▶ [Task objective]:
Set down the listing lines starting at the line containing "rsi-overbought-fill xyxy=(546,631,590,646)" and ending at the line containing "candle-down xyxy=(456,366,463,372)", copying each one without any change.

▶ [Data provided]:
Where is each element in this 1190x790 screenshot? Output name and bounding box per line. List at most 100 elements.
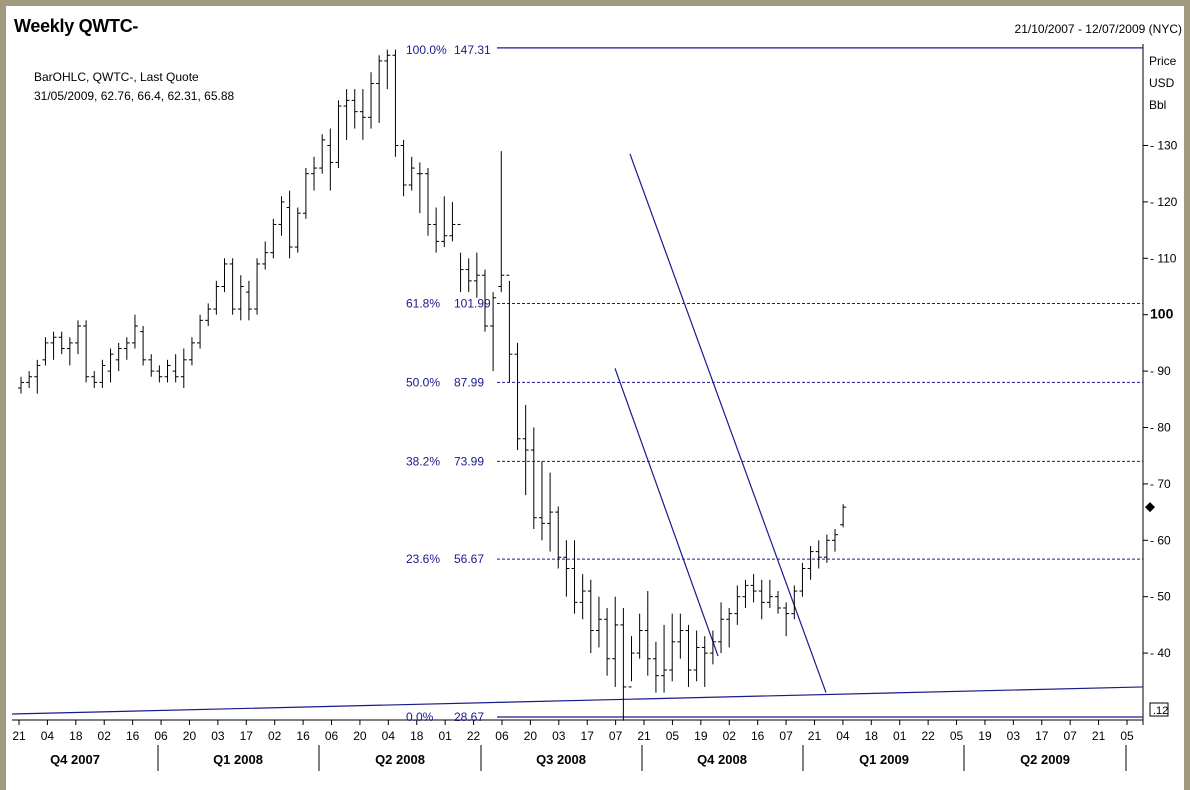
ohlc-bar xyxy=(481,269,488,332)
chart-title: Weekly QWTC- xyxy=(14,16,139,36)
ohlc-bar xyxy=(205,303,212,326)
date-range: 21/10/2007 - 12/07/2009 (NYC) xyxy=(1014,22,1182,36)
ohlc-bar xyxy=(26,371,33,389)
ohlc-bar xyxy=(514,342,521,451)
edge-box-label: .12 xyxy=(1153,705,1168,717)
ohlc-bar xyxy=(254,258,261,315)
ohlc-bar xyxy=(425,168,431,236)
x-tick-label: 06 xyxy=(495,729,509,743)
x-tick-label: 21 xyxy=(808,729,822,743)
axes: - 130 - 120 - 110 100 - 90 - 80 - 70 - 60 - 50 - … xyxy=(12,44,1178,725)
ohlc-bar xyxy=(270,218,277,259)
trend-line xyxy=(629,153,827,693)
ohlc-bar xyxy=(718,602,725,654)
ohlc-bar xyxy=(140,325,147,366)
quarter-label: Q3 2008 xyxy=(536,752,586,767)
x-tick-label: 04 xyxy=(382,729,396,743)
y-unit-line: USD xyxy=(1149,76,1175,90)
ohlc-bar xyxy=(376,55,383,123)
ohlc-bar xyxy=(538,461,545,541)
fib-value-label: 56.67 xyxy=(454,552,484,566)
quarter-label: Q1 2009 xyxy=(859,752,909,767)
quarter-label: Q4 2008 xyxy=(697,752,747,767)
ohlc-bar xyxy=(775,591,782,614)
ohlc-bar xyxy=(83,320,90,383)
x-tick-label: 18 xyxy=(69,729,83,743)
ohlc-bar xyxy=(148,354,155,377)
x-tick-label: 05 xyxy=(666,729,680,743)
ohlc-bar xyxy=(278,196,285,236)
ohlc-bar xyxy=(530,427,537,530)
trend-line xyxy=(11,686,1144,715)
ohlc-bar xyxy=(229,258,236,315)
ohlc-bar xyxy=(799,562,806,597)
ohlc-bar xyxy=(286,190,293,259)
y-tick-label: - 50 xyxy=(1150,590,1171,604)
x-tick-label: 17 xyxy=(240,729,254,743)
x-tick-label: 03 xyxy=(552,729,566,743)
ohlc-bar xyxy=(693,630,700,682)
ohlc-bar xyxy=(840,504,847,528)
quarter-label: Q4 2007 xyxy=(50,752,100,767)
ohlc-bar xyxy=(612,596,619,687)
ohlc-bar xyxy=(807,545,814,580)
y-tick-label: - 120 xyxy=(1150,195,1178,209)
ohlc-bar xyxy=(652,641,659,693)
ohlc-bar xyxy=(74,320,81,355)
x-tick-label: 01 xyxy=(893,729,907,743)
x-tick-label: 01 xyxy=(438,729,452,743)
ohlc-bar xyxy=(294,207,301,253)
ohlc-bar xyxy=(392,49,399,157)
x-tick-label: 16 xyxy=(751,729,765,743)
x-tick-label: 20 xyxy=(353,729,367,743)
ohlc-bar xyxy=(384,49,391,90)
x-tick-label: 07 xyxy=(1063,729,1077,743)
ohlc-bar xyxy=(571,540,578,614)
ohlc-bar xyxy=(164,359,171,383)
fib-pct-label: 23.6% xyxy=(406,552,440,566)
x-tick-label: 16 xyxy=(126,729,140,743)
ohlc-bar xyxy=(636,613,643,659)
ohlc-bar xyxy=(131,314,138,349)
ohlc-bar xyxy=(620,607,627,721)
x-tick-label: 17 xyxy=(1035,729,1049,743)
ohlc-bar xyxy=(661,624,668,693)
x-tick-label: 20 xyxy=(183,729,197,743)
ohlc-bar xyxy=(490,292,497,372)
fib-value-label: 87.99 xyxy=(454,375,484,389)
ohlc-bar xyxy=(685,624,692,687)
x-tick-label: 02 xyxy=(268,729,282,743)
fib-value-label: 28.67 xyxy=(454,710,484,724)
x-tick-label: 06 xyxy=(325,729,339,743)
ohlc-bar xyxy=(50,331,57,360)
ohlc-bar xyxy=(441,196,448,248)
ohlc-bar xyxy=(579,574,586,620)
fib-pct-label: 38.2% xyxy=(406,454,440,468)
ohlc-bar xyxy=(522,404,529,496)
ohlc-bar xyxy=(351,89,358,129)
x-tick-label: 04 xyxy=(41,729,55,743)
edge-box xyxy=(1149,702,1169,717)
ohlc-bar xyxy=(311,156,318,191)
ohlc-bar xyxy=(180,348,187,389)
ohlc-bar xyxy=(734,585,741,625)
x-tick-label: 02 xyxy=(723,729,737,743)
x-tick-label: 18 xyxy=(410,729,424,743)
ohlc-bar xyxy=(123,337,130,360)
ohlc-bar xyxy=(156,365,163,383)
ohlc-bar xyxy=(709,630,716,665)
quote-values: 31/05/2009, 62.76, 66.4, 62.31, 65.88 xyxy=(34,89,235,103)
ohlc-bar xyxy=(359,89,366,140)
ohlc-bar xyxy=(197,314,204,349)
ohlc-bar xyxy=(91,371,98,389)
ohlc-bar xyxy=(465,258,472,293)
y-tick-label: - 80 xyxy=(1150,420,1171,434)
ohlc-bar xyxy=(213,280,220,315)
ohlc-bar xyxy=(587,579,594,654)
x-tick-label: 19 xyxy=(694,729,708,743)
ohlc-bar xyxy=(498,151,505,293)
ohlc-bar xyxy=(66,337,73,366)
x-tick-label: 22 xyxy=(467,729,481,743)
ohlc-bar xyxy=(433,207,440,253)
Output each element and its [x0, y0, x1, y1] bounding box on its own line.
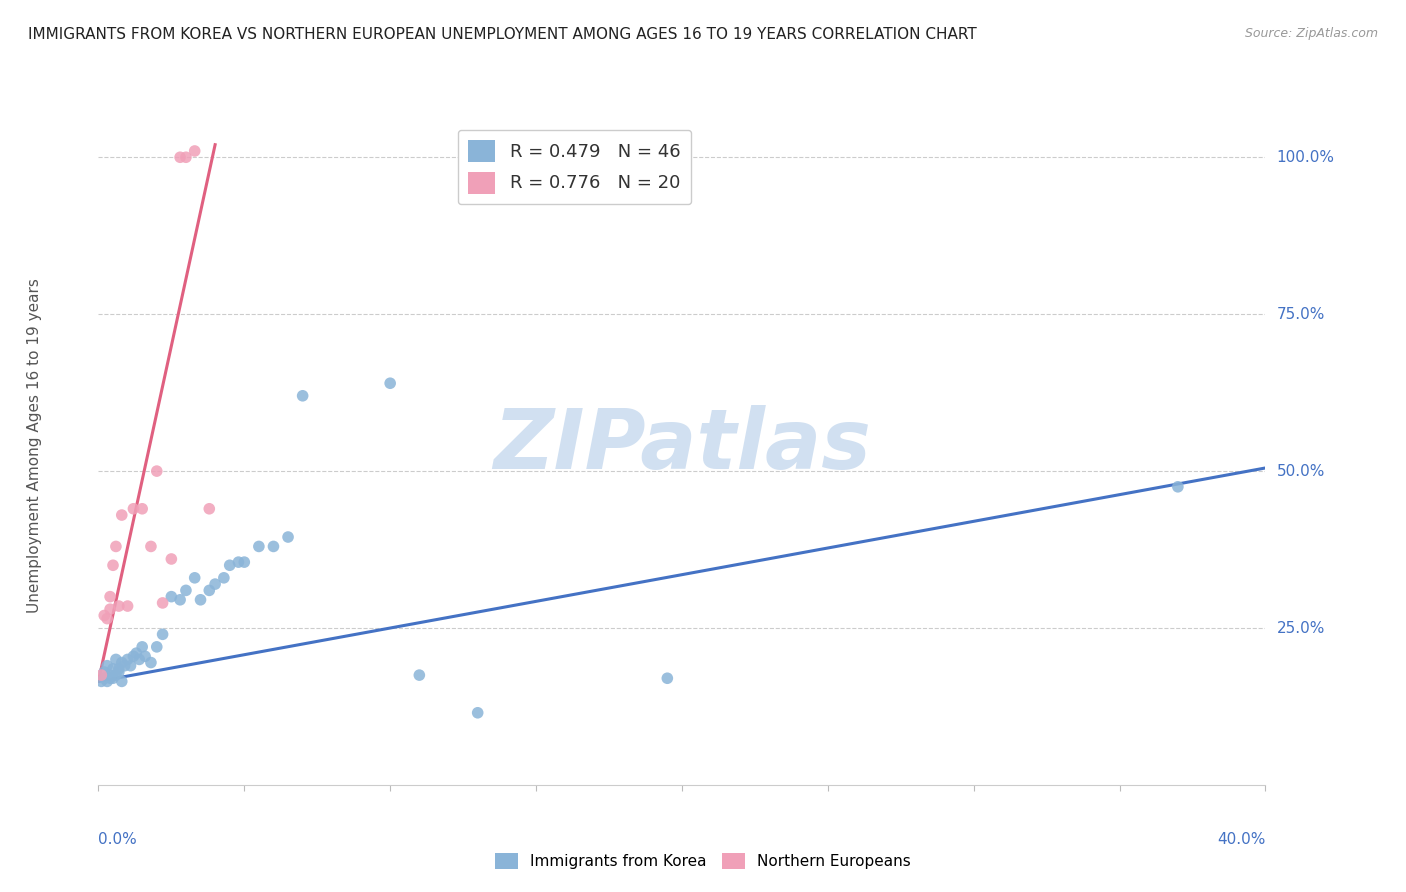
- Point: [198, 501, 221, 516]
- Point: [169, 150, 191, 164]
- Point: [117, 599, 139, 613]
- Point: [98, 671, 121, 685]
- Point: [128, 652, 150, 666]
- Point: [160, 590, 183, 604]
- Point: [204, 577, 226, 591]
- Point: [111, 656, 134, 670]
- Point: [183, 571, 205, 585]
- Point: [101, 558, 124, 573]
- Point: [131, 640, 153, 654]
- Point: [233, 555, 256, 569]
- Point: [262, 540, 284, 554]
- Point: [122, 649, 145, 664]
- Text: 0.0%: 0.0%: [98, 832, 138, 847]
- Legend: R = 0.479   N = 46, R = 0.776   N = 20: R = 0.479 N = 46, R = 0.776 N = 20: [457, 129, 692, 204]
- Point: [218, 558, 240, 573]
- Text: 100.0%: 100.0%: [1277, 150, 1334, 165]
- Point: [174, 583, 197, 598]
- Point: [247, 540, 270, 554]
- Point: [108, 599, 131, 613]
- Point: [160, 552, 183, 566]
- Point: [146, 640, 169, 654]
- Text: Unemployment Among Ages 16 to 19 years: Unemployment Among Ages 16 to 19 years: [27, 278, 42, 614]
- Point: [90, 668, 112, 682]
- Point: [408, 668, 430, 682]
- Legend: Immigrants from Korea, Northern Europeans: Immigrants from Korea, Northern European…: [489, 847, 917, 875]
- Point: [108, 662, 131, 676]
- Point: [90, 674, 112, 689]
- Point: [120, 658, 142, 673]
- Point: [134, 649, 156, 664]
- Point: [98, 668, 121, 682]
- Point: [93, 665, 115, 679]
- Point: [198, 583, 221, 598]
- Point: [183, 144, 205, 158]
- Point: [93, 608, 115, 623]
- Point: [212, 571, 235, 585]
- Point: [96, 612, 118, 626]
- Point: [131, 501, 153, 516]
- Text: IMMIGRANTS FROM KOREA VS NORTHERN EUROPEAN UNEMPLOYMENT AMONG AGES 16 TO 19 YEAR: IMMIGRANTS FROM KOREA VS NORTHERN EUROPE…: [28, 27, 977, 42]
- Point: [98, 602, 121, 616]
- Text: 75.0%: 75.0%: [1277, 307, 1324, 322]
- Point: [104, 668, 127, 682]
- Text: 50.0%: 50.0%: [1277, 464, 1324, 479]
- Point: [122, 501, 145, 516]
- Point: [111, 674, 134, 689]
- Point: [146, 464, 169, 478]
- Point: [93, 671, 115, 685]
- Point: [96, 674, 118, 689]
- Point: [125, 646, 148, 660]
- Point: [152, 627, 174, 641]
- Point: [467, 706, 489, 720]
- Point: [228, 555, 250, 569]
- Point: [152, 596, 174, 610]
- Text: 25.0%: 25.0%: [1277, 621, 1324, 635]
- Point: [117, 652, 139, 666]
- Text: 40.0%: 40.0%: [1218, 832, 1265, 847]
- Point: [169, 592, 191, 607]
- Point: [104, 540, 127, 554]
- Point: [114, 658, 136, 673]
- Point: [101, 671, 124, 685]
- Point: [139, 656, 162, 670]
- Point: [174, 150, 197, 164]
- Point: [657, 671, 679, 685]
- Point: [101, 662, 124, 676]
- Point: [291, 389, 314, 403]
- Point: [190, 592, 212, 607]
- Text: ZIPatlas: ZIPatlas: [494, 406, 870, 486]
- Text: Source: ZipAtlas.com: Source: ZipAtlas.com: [1244, 27, 1378, 40]
- Point: [380, 376, 402, 391]
- Point: [139, 540, 162, 554]
- Point: [111, 508, 134, 522]
- Point: [104, 652, 127, 666]
- Point: [98, 590, 121, 604]
- Point: [1167, 480, 1189, 494]
- Point: [277, 530, 299, 544]
- Point: [96, 658, 118, 673]
- Point: [108, 665, 131, 679]
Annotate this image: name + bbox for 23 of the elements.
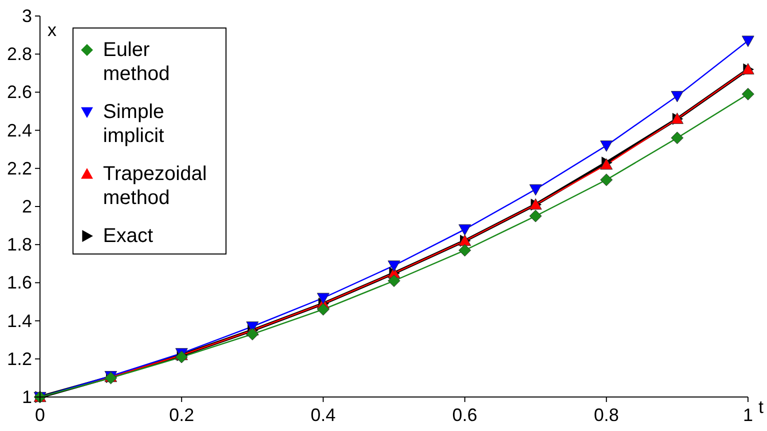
y-tick-label: 1.2 [6, 348, 32, 369]
x-tick-label: 1 [742, 405, 754, 425]
legend-label: Exact [103, 225, 154, 247]
x-axis-title: t [758, 397, 764, 417]
y-axis-title: x [48, 20, 56, 40]
x-tick-label: 0 [34, 405, 46, 425]
y-tick-label: 1.6 [6, 272, 32, 293]
y-tick-label: 1 [22, 387, 32, 407]
legend-label: Trapezoidal method [103, 163, 207, 209]
y-tick-label: 2.4 [6, 120, 32, 140]
y-tick-label: 2.6 [6, 82, 32, 102]
y-tick-label: 2.2 [6, 158, 32, 178]
y-tick-label: 1.4 [6, 310, 32, 331]
x-tick-label: 0.2 [169, 405, 194, 425]
legend-label: Euler method [103, 39, 170, 85]
x-tick-label: 0.4 [310, 405, 336, 425]
x-tick-label: 0.6 [452, 405, 478, 425]
y-tick-label: 2 [22, 196, 32, 216]
y-tick-label: 3 [22, 6, 32, 26]
legend-label: Simple implicit [103, 101, 165, 147]
y-tick-label: 1.8 [6, 234, 32, 255]
x-tick-label: 0.8 [594, 405, 619, 425]
y-tick-label: 2.8 [6, 44, 32, 64]
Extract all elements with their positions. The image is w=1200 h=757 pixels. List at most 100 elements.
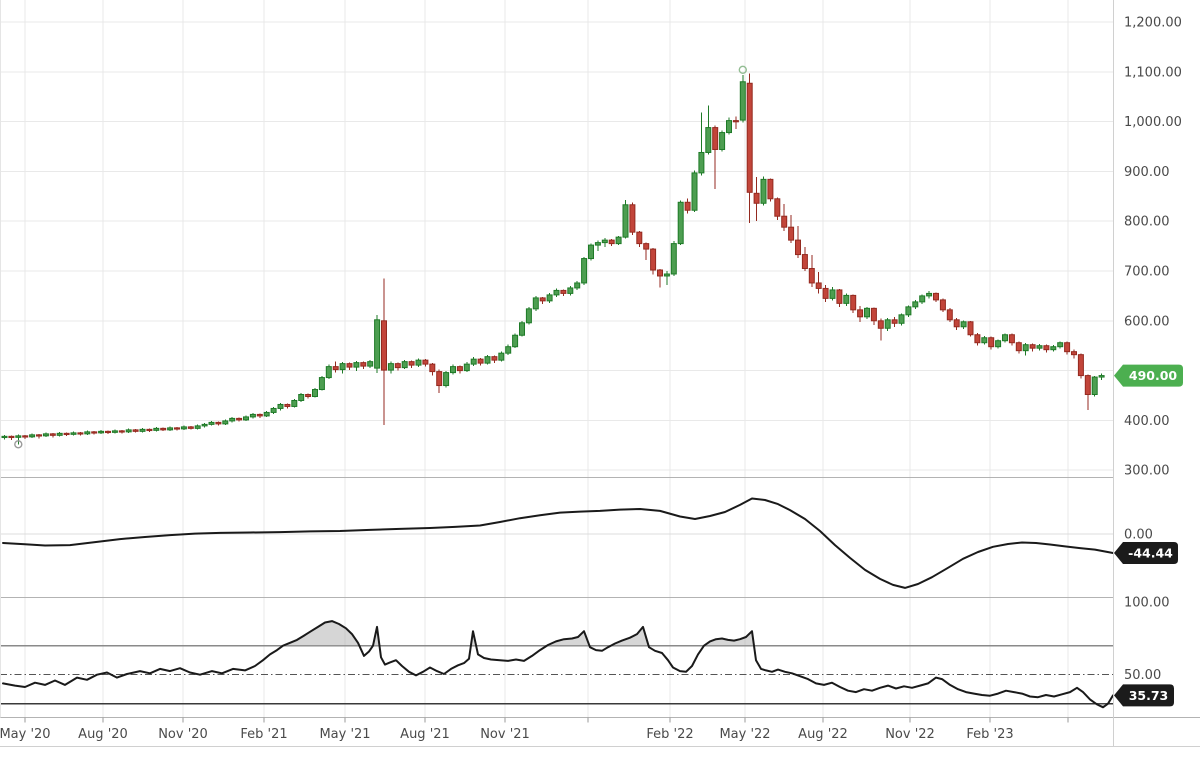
rsi-overbought-fill xyxy=(546,631,590,646)
candle-up xyxy=(180,426,187,430)
candle-up xyxy=(719,132,726,150)
candle-down xyxy=(408,361,415,366)
candle-up xyxy=(325,366,332,379)
candle-down xyxy=(1084,375,1091,396)
candle-down xyxy=(732,120,739,123)
candle-up xyxy=(519,322,525,336)
candle-up xyxy=(298,394,305,401)
last-price-badge-text: 490.00 xyxy=(1129,368,1178,383)
candle-down xyxy=(477,358,484,364)
candle-up xyxy=(1036,345,1043,349)
candle-down xyxy=(795,239,801,256)
candle-up xyxy=(367,361,374,367)
candle-up xyxy=(56,432,63,436)
candle-up xyxy=(270,407,277,413)
candle-down xyxy=(560,289,567,294)
candle-up xyxy=(532,297,539,310)
candle-up xyxy=(153,427,160,431)
candle-up xyxy=(125,429,132,433)
candle-down xyxy=(284,403,291,407)
candle-down xyxy=(187,426,194,429)
candle-up xyxy=(919,295,926,303)
candle-down xyxy=(933,292,939,301)
candle-up xyxy=(339,363,346,371)
candle-up xyxy=(691,172,698,211)
candle-up xyxy=(401,361,408,369)
momentum-axis-label: 0.00 xyxy=(1124,528,1153,543)
candle-down xyxy=(456,366,463,372)
time-axis-label: May '22 xyxy=(719,727,770,742)
candle-down xyxy=(774,198,781,217)
candle-up xyxy=(912,301,919,308)
candle-down xyxy=(346,363,353,368)
candle-down xyxy=(643,243,650,250)
candle-up xyxy=(277,403,284,409)
candle-up xyxy=(387,363,394,371)
candle-up xyxy=(512,334,519,348)
candle-up xyxy=(415,359,422,366)
candle-down xyxy=(788,226,795,241)
time-axis-label: Aug '20 xyxy=(78,727,128,742)
candle-down xyxy=(988,337,995,348)
candle-up xyxy=(588,244,594,260)
candle-down xyxy=(63,432,70,436)
candle-up xyxy=(484,356,491,364)
time-axis-label: Feb '21 xyxy=(240,727,287,742)
candle-down xyxy=(1071,351,1077,356)
candle-up xyxy=(443,372,450,387)
last-price-badge xyxy=(1114,364,1183,387)
price-axis-label: 400.00 xyxy=(1124,414,1170,429)
candle-down xyxy=(850,294,857,311)
candle-up xyxy=(567,287,574,294)
candle-down xyxy=(939,299,946,311)
momentum-line xyxy=(2,497,1114,589)
momentum-value-badge-text: -44.44 xyxy=(1128,545,1173,560)
candle-down xyxy=(974,334,981,344)
candle-up xyxy=(505,346,512,354)
time-axis-label: Nov '21 xyxy=(480,727,530,742)
candle-up xyxy=(574,282,581,289)
candle-up xyxy=(498,352,505,361)
candle-down xyxy=(1008,334,1015,344)
candle-down xyxy=(857,309,864,318)
candle-down xyxy=(712,127,719,150)
candle-down xyxy=(815,282,822,289)
candle-down xyxy=(650,248,657,271)
candle-up xyxy=(243,416,249,421)
candle-down xyxy=(836,289,843,304)
candle-down xyxy=(946,309,953,321)
price-axis-label: 700.00 xyxy=(1124,265,1170,280)
time-axis-label: May '21 xyxy=(319,727,370,742)
rsi-value-badge xyxy=(1114,684,1174,707)
candle-up xyxy=(291,399,298,407)
time-axis-label: Nov '22 xyxy=(885,727,935,742)
candle-up xyxy=(111,430,118,433)
candle-up xyxy=(1,435,8,439)
candle-down xyxy=(657,269,663,277)
candle-up xyxy=(249,413,256,418)
candle-down xyxy=(967,321,974,336)
candle-down xyxy=(684,201,691,211)
candle-down xyxy=(753,192,760,204)
candle-up xyxy=(670,243,677,275)
candle-up xyxy=(15,435,22,438)
candle-down xyxy=(332,366,339,371)
candle-up xyxy=(525,308,532,324)
candle-up xyxy=(374,319,381,369)
candle-down xyxy=(891,319,898,324)
rsi-line xyxy=(2,620,1114,709)
candle-up xyxy=(926,292,933,297)
candle-down xyxy=(132,429,139,432)
candle-up xyxy=(553,289,560,296)
candle-down xyxy=(381,320,387,371)
candle-down xyxy=(608,239,615,245)
candle-up xyxy=(263,411,270,417)
candle-up xyxy=(698,151,705,174)
candle-up xyxy=(353,362,360,368)
time-axis-label: Nov '20 xyxy=(158,727,208,742)
candle-down xyxy=(1029,344,1036,349)
price-axis-label: 1,200.00 xyxy=(1124,16,1182,31)
candle-down xyxy=(877,320,884,329)
candle-down xyxy=(746,82,753,193)
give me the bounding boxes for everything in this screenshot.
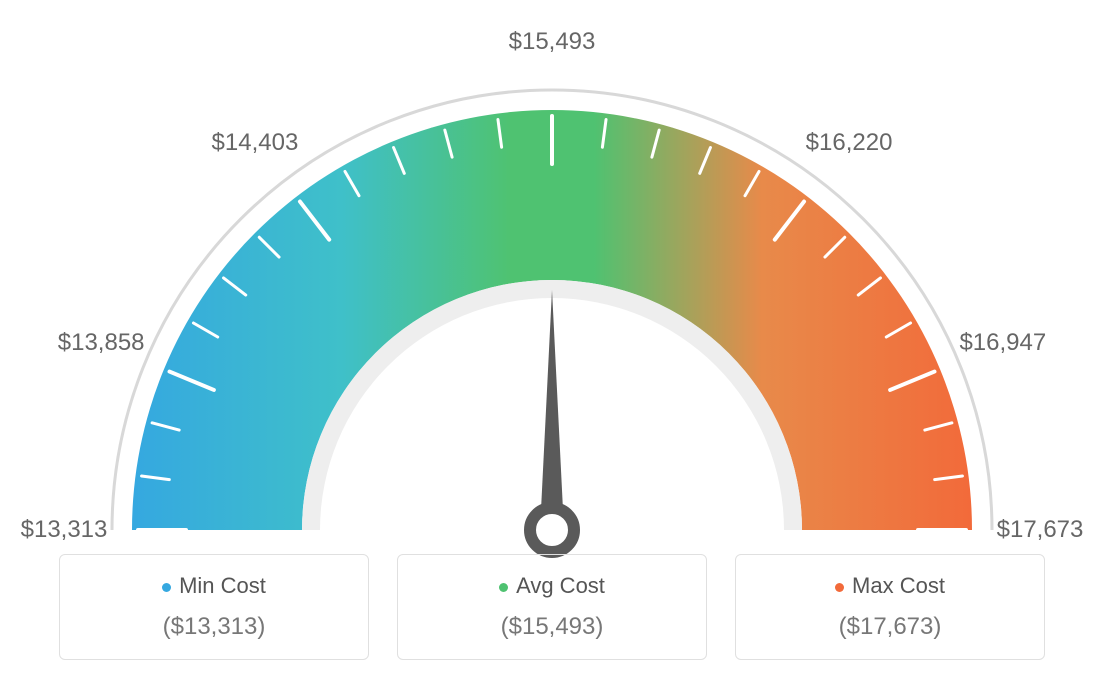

▶ [Solution]:
rsi-overbought-fill xyxy=(546,631,590,646)
candle-up xyxy=(180,426,187,430)
candle-up xyxy=(719,132,726,150)
candle-down xyxy=(408,361,415,366)
candle-up xyxy=(325,366,332,379)
candle-down xyxy=(1084,375,1091,396)
candle-down xyxy=(732,120,739,123)
candle-up xyxy=(519,322,525,336)
candle-up xyxy=(298,394,305,401)
last-price-badge-text: 490.00 xyxy=(1129,368,1178,383)
candle-down xyxy=(477,358,484,364)
candle-up xyxy=(1036,345,1043,349)
candle-down xyxy=(795,239,801,256)
candle-up xyxy=(367,361,374,367)
candle-up xyxy=(56,432,63,436)
candle-up xyxy=(270,407,277,413)
candle-down xyxy=(560,289,567,294)
candle-up xyxy=(532,297,539,310)
candle-up xyxy=(153,427,160,431)
candle-up xyxy=(125,429,132,433)
candle-down xyxy=(284,403,291,407)
candle-down xyxy=(187,426,194,429)
candle-up xyxy=(919,295,926,303)
candle-down xyxy=(933,292,939,301)
candle-up xyxy=(339,363,346,371)
candle-up xyxy=(691,172,698,211)
candle-up xyxy=(401,361,408,369)
momentum-axis-label: 0.00 xyxy=(1124,528,1153,543)
candle-down xyxy=(456,366,463,372)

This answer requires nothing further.